### What the exercise asks
Every line below should be repeated exactly.

### Dataset records
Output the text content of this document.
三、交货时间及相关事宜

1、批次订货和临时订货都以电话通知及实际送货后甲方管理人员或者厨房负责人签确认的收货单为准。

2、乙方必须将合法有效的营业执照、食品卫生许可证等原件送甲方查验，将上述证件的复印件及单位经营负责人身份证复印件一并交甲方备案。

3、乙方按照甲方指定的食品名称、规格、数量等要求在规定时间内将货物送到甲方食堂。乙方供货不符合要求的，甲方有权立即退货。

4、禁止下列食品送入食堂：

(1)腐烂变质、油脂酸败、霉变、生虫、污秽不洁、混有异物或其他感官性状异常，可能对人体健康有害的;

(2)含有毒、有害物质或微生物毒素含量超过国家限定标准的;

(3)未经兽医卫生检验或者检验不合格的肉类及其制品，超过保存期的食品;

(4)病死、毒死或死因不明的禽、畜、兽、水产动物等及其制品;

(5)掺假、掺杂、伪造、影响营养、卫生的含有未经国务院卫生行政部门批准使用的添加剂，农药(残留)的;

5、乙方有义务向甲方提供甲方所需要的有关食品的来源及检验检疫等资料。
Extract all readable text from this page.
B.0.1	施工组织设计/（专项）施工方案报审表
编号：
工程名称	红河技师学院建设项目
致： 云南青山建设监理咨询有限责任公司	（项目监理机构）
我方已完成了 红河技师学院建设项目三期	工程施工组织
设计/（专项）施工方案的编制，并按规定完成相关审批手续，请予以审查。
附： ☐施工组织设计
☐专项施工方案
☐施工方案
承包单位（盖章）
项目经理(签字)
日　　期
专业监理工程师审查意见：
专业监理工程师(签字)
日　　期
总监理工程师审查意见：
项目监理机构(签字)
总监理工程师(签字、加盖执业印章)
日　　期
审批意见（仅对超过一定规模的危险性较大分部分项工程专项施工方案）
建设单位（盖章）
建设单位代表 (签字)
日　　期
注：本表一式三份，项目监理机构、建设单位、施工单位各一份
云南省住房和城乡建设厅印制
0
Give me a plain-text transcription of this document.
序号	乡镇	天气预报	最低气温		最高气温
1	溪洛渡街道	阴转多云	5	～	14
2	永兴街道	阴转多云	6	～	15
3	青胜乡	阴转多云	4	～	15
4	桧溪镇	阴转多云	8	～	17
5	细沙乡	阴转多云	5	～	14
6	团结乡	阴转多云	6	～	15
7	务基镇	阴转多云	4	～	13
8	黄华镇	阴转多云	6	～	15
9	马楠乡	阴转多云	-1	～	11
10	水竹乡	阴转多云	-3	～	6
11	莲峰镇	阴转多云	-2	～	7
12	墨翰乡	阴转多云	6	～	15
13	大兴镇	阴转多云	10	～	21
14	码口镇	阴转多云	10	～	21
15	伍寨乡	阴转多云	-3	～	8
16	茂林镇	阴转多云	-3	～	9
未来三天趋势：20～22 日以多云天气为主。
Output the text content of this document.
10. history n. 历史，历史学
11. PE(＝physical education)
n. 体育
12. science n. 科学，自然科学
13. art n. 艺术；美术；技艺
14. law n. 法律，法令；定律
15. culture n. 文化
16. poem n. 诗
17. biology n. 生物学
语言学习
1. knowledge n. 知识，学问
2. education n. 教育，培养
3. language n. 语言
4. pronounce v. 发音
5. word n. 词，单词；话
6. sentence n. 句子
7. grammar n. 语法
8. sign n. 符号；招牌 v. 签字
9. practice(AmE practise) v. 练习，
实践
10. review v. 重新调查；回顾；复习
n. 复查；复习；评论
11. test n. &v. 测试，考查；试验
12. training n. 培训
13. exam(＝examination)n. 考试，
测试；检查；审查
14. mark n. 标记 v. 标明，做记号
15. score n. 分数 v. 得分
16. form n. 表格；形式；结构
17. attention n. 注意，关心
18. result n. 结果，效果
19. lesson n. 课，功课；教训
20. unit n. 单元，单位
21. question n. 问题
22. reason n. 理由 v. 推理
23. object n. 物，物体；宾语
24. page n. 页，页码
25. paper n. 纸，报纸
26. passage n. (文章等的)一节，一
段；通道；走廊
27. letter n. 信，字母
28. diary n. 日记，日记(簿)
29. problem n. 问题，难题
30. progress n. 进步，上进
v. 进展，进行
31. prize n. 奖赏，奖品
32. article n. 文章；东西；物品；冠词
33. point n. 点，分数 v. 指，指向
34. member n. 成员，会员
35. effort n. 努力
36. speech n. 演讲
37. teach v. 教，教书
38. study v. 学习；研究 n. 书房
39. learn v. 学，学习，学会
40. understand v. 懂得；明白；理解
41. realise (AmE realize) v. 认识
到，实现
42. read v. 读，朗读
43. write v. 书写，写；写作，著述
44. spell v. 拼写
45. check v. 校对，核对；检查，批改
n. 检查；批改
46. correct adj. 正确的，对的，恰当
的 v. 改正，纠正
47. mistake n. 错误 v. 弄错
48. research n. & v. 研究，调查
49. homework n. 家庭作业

### The reply
Output the text content of this document.
三、交货时间及相关事宜

1、批次订货和临时订货都以电话通知及实际送货后甲方管理人员或者厨房负责人签确认的收货单为准。

2、乙方必须将合法有效的营业执照、食品卫生许可证等原件送甲方查验，将上述证件的复印件及单位经营负责人身份证复印件一并交甲方备案。

3、乙方按照甲方指定的食品名称、规格、数量等要求在规定时间内将货物送到甲方食堂。乙方供货不符合要求的，甲方有权立即退货。

4、禁止下列食品送入食堂：

(1)腐烂变质、油脂酸败、霉变、生虫、污秽不洁、混有异物或其他感官性状异常，可能对人体健康有害的;

(2)含有毒、有害物质或微生物毒素含量超过国家限定标准的;

(3)未经兽医卫生检验或者检验不合格的肉类及其制品，超过保存期的食品;

(4)病死、毒死或死因不明的禽、畜、兽、水产动物等及其制品;

(5)掺假、掺杂、伪造、影响营养、卫生的含有未经国务院卫生行政部门批准使用的添加剂，农药(残留)的;

5、乙方有义务向甲方提供甲方所需要的有关食品的来源及检验检疫等资料。
Extract all readable text from this page.
B.0.1	施工组织设计/（专项）施工方案报审表
编号：
工程名称	红河技师学院建设项目
致： 云南青山建设监理咨询有限责任公司	（项目监理机构）
我方已完成了 红河技师学院建设项目三期	工程施工组织
设计/（专项）施工方案的编制，并按规定完成相关审批手续，请予以审查。
附： ☐施工组织设计
☐专项施工方案
☐施工方案
承包单位（盖章）
项目经理(签字)
日　　期
专业监理工程师审查意见：
专业监理工程师(签字)
日　　期
总监理工程师审查意见：
项目监理机构(签字)
总监理工程师(签字、加盖执业印章)
日　　期
审批意见（仅对超过一定规模的危险性较大分部分项工程专项施工方案）
建设单位（盖章）
建设单位代表 (签字)
日　　期
注：本表一式三份，项目监理机构、建设单位、施工单位各一份
云南省住房和城乡建设厅印制
0
Give me a plain-text transcription of this document.
序号	乡镇	天气预报	最低气温		最高气温
1	溪洛渡街道	阴转多云	5	～	14
2	永兴街道	阴转多云	6	～	15
3	青胜乡	阴转多云	4	～	15
4	桧溪镇	阴转多云	8	～	17
5	细沙乡	阴转多云	5	～	14
6	团结乡	阴转多云	6	～	15
7	务基镇	阴转多云	4	～	13
8	黄华镇	阴转多云	6	～	15
9	马楠乡	阴转多云	-1	～	11
10	水竹乡	阴转多云	-3	～	6
11	莲峰镇	阴转多云	-2	～	7
12	墨翰乡	阴转多云	6	～	15
13	大兴镇	阴转多云	10	～	21
14	码口镇	阴转多云	10	～	21
15	伍寨乡	阴转多云	-3	～	8
16	茂林镇	阴转多云	-3	～	9
未来三天趋势：20～22 日以多云天气为主。
Output the text content of this document.
10. history n. 历史，历史学
11. PE(＝physical education)
n. 体育
12. science n. 科学，自然科学
13. art n. 艺术；美术；技艺
14. law n. 法律，法令；定律
15. culture n. 文化
16. poem n. 诗
17. biology n. 生物学
语言学习
1. knowledge n. 知识，学问
2. education n. 教育，培养
3. language n. 语言
4. pronounce v. 发音
5. word n. 词，单词；话
6. sentence n. 句子
7. grammar n. 语法
8. sign n. 符号；招牌 v. 签字
9. practice(AmE practise) v. 练习，
实践
10. review v. 重新调查；回顾；复习
n. 复查；复习；评论
11. test n. &v. 测试，考查；试验
12. training n. 培训
13. exam(＝examination)n. 考试，
测试；检查；审查
14. mark n. 标记 v. 标明，做记号
15. score n. 分数 v. 得分
16. form n. 表格；形式；结构
17. attention n. 注意，关心
18. result n. 结果，效果
19. lesson n. 课，功课；教训
20. unit n. 单元，单位
21. question n. 问题
22. reason n. 理由 v. 推理
23. object n. 物，物体；宾语
24. page n. 页，页码
25. paper n. 纸，报纸
26. passage n. (文章等的)一节，一
段；通道；走廊
27. letter n. 信，字母
28. diary n. 日记，日记(簿)
29. problem n. 问题，难题
30. progress n. 进步，上进
v. 进展，进行
31. prize n. 奖赏，奖品
32. article n. 文章；东西；物品；冠词
33. point n. 点，分数 v. 指，指向
34. member n. 成员，会员
35. effort n. 努力
36. speech n. 演讲
37. teach v. 教，教书
38. study v. 学习；研究 n. 书房
39. learn v. 学，学习，学会
40. understand v. 懂得；明白；理解
41. realise (AmE realize) v. 认识
到，实现
42. read v. 读，朗读
43. write v. 书写，写；写作，著述
44. spell v. 拼写
45. check v. 校对，核对；检查，批改
n. 检查；批改
46. correct adj. 正确的，对的，恰当
的 v. 改正，纠正
47. mistake n. 错误 v. 弄错
48. research n. & v. 研究，调查
49. homework n. 家庭作业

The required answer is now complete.